* [Stated goal]: Scan the data below and pick out the lines containing the word "this".

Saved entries
════════════════════
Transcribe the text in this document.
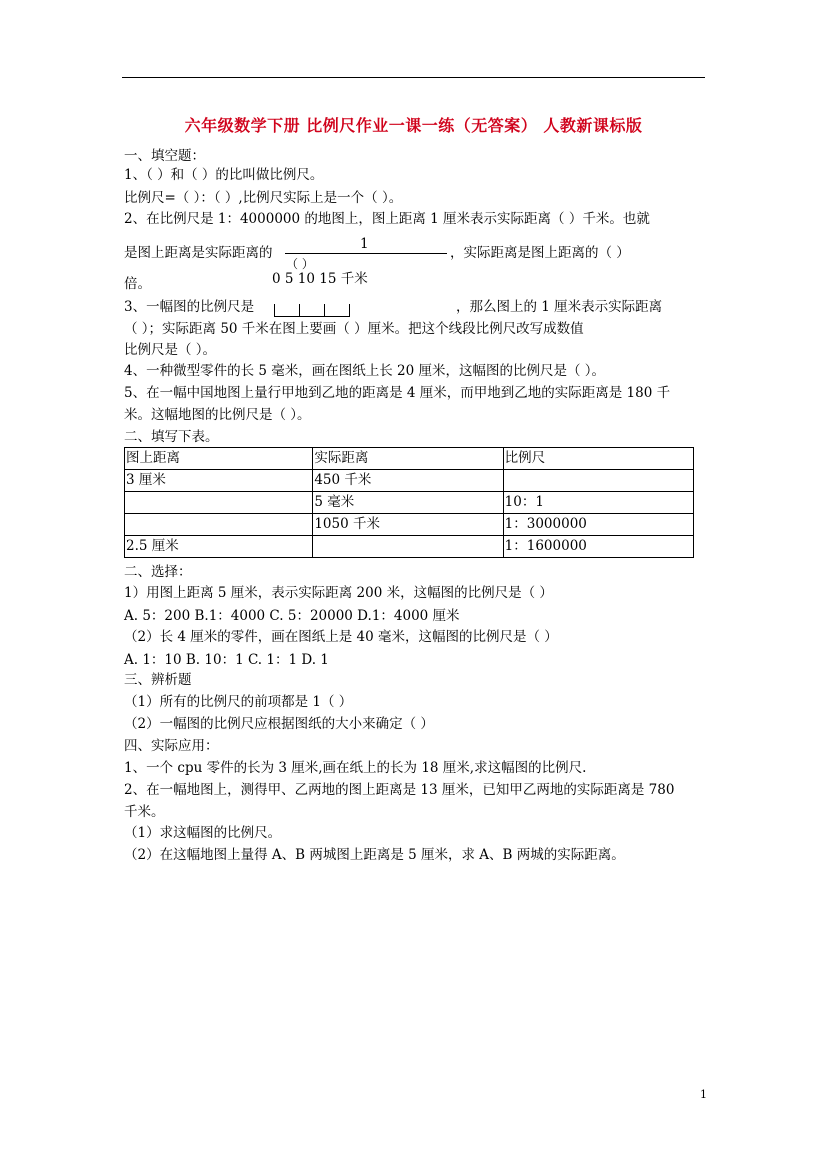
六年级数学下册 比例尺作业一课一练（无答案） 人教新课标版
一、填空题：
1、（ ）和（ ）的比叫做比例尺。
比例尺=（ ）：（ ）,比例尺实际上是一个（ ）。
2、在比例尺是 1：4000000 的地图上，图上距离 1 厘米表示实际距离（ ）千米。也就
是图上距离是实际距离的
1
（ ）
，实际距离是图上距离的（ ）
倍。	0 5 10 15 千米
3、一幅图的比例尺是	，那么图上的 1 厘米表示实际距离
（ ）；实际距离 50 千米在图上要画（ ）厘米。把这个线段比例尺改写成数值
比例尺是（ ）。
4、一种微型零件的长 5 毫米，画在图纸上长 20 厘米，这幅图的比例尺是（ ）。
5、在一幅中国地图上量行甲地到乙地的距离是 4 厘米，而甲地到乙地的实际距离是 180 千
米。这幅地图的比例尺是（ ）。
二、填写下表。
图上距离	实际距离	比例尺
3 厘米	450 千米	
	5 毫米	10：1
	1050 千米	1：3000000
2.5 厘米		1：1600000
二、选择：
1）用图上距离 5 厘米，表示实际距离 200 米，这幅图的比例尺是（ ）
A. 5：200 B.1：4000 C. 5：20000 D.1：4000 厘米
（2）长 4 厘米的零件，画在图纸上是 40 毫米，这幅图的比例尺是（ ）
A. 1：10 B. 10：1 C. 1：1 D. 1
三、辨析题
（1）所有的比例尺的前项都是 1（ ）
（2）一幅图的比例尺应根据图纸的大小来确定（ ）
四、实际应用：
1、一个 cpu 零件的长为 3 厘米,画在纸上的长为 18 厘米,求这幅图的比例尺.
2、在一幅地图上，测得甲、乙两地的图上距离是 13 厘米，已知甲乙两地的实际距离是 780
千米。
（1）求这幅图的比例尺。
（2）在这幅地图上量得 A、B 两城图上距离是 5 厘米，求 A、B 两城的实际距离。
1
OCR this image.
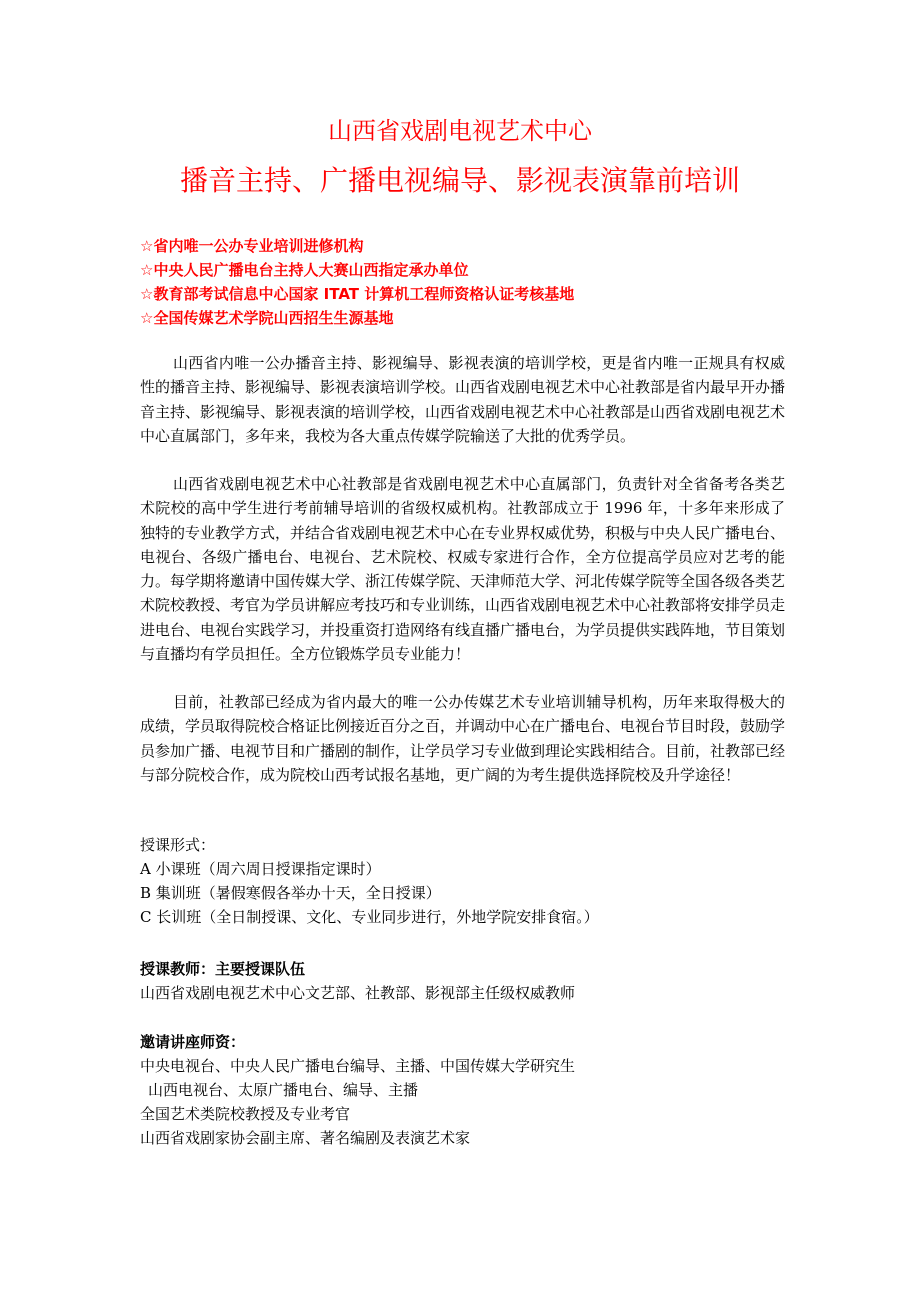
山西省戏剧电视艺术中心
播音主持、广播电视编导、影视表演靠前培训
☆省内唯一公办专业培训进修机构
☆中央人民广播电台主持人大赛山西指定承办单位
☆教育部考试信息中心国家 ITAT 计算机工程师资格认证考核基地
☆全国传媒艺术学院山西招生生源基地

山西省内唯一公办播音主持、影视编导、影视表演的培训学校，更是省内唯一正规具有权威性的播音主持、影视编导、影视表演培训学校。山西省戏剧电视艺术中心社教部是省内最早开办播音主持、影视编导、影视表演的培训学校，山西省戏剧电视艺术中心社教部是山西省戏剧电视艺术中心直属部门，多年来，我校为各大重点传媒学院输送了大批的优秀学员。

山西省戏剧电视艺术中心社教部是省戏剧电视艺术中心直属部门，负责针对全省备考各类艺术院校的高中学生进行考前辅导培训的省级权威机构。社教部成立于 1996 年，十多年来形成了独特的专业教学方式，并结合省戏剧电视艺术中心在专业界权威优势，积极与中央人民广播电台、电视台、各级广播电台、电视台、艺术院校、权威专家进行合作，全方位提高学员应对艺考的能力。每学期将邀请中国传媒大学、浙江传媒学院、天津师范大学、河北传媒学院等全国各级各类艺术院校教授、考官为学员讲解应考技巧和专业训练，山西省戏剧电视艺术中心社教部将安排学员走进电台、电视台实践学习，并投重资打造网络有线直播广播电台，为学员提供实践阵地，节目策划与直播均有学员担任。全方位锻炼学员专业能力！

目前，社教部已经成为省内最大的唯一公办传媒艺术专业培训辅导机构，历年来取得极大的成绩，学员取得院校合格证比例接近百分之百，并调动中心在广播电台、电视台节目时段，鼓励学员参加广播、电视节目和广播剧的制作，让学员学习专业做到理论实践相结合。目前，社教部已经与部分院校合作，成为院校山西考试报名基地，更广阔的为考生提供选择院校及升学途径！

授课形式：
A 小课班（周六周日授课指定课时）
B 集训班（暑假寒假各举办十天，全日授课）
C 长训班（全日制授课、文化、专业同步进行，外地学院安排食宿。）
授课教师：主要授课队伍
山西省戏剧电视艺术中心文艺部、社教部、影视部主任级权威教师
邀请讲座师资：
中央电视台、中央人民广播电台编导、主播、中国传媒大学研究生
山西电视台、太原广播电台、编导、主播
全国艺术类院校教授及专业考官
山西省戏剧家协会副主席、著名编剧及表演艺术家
════════════════════
* [Output below]:
Transcribe the text in this document.
OCR this image.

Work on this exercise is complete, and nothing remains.